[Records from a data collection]
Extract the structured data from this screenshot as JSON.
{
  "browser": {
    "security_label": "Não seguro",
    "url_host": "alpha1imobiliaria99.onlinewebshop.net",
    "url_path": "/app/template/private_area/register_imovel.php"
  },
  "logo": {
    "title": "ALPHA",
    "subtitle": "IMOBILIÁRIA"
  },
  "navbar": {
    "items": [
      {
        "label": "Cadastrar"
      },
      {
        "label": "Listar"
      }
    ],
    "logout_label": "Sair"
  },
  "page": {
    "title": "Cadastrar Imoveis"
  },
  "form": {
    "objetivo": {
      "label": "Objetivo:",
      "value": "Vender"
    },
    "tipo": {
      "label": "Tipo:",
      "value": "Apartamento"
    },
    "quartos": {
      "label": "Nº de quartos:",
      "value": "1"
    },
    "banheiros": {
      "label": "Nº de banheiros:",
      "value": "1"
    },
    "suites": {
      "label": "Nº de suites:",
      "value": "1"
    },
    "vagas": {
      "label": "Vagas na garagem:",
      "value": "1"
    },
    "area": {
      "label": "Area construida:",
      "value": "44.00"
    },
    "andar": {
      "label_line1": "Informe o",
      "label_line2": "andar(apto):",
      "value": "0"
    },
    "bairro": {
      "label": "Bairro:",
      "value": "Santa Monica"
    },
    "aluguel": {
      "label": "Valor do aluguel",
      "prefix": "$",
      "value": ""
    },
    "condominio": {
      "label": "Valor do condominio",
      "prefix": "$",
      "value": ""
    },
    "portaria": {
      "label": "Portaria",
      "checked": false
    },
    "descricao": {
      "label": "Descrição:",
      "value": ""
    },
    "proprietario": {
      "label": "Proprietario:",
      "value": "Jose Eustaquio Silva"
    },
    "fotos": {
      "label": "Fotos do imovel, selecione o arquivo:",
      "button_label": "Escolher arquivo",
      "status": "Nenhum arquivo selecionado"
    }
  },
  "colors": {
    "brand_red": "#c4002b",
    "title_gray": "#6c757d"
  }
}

- **Required work**:
Write out every line from the records above, word for word.

- **Result of the exercise**:
Extract the structured data from this screenshot as JSON.
{
  "browser": {
    "security_label": "Não seguro",
    "url_host": "alpha1imobiliaria99.onlinewebshop.net",
    "url_path": "/app/template/private_area/register_imovel.php"
  },
  "logo": {
    "title": "ALPHA",
    "subtitle": "IMOBILIÁRIA"
  },
  "navbar": {
    "items": [
      {
        "label": "Cadastrar"
      },
      {
        "label": "Listar"
      }
    ],
    "logout_label": "Sair"
  },
  "page": {
    "title": "Cadastrar Imoveis"
  },
  "form": {
    "objetivo": {
      "label": "Objetivo:",
      "value": "Vender"
    },
    "tipo": {
      "label": "Tipo:",
      "value": "Apartamento"
    },
    "quartos": {
      "label": "Nº de quartos:",
      "value": "1"
    },
    "banheiros": {
      "label": "Nº de banheiros:",
      "value": "1"
    },
    "suites": {
      "label": "Nº de suites:",
      "value": "1"
    },
    "vagas": {
      "label": "Vagas na garagem:",
      "value": "1"
    },
    "area": {
      "label": "Area construida:",
      "value": "44.00"
    },
    "andar": {
      "label_line1": "Informe o",
      "label_line2": "andar(apto):",
      "value": "0"
    },
    "bairro": {
      "label": "Bairro:",
      "value": "Santa Monica"
    },
    "aluguel": {
      "label": "Valor do aluguel",
      "prefix": "$",
      "value": ""
    },
    "condominio": {
      "label": "Valor do condominio",
      "prefix": "$",
      "value": ""
    },
    "portaria": {
      "label": "Portaria",
      "checked": false
    },
    "descricao": {
      "label": "Descrição:",
      "value": ""
    },
    "proprietario": {
      "label": "Proprietario:",
      "value": "Jose Eustaquio Silva"
    },
    "fotos": {
      "label": "Fotos do imovel, selecione o arquivo:",
      "button_label": "Escolher arquivo",
      "status": "Nenhum arquivo selecionado"
    }
  },
  "colors": {
    "brand_red": "#c4002b",
    "title_gray": "#6c757d"
  }
}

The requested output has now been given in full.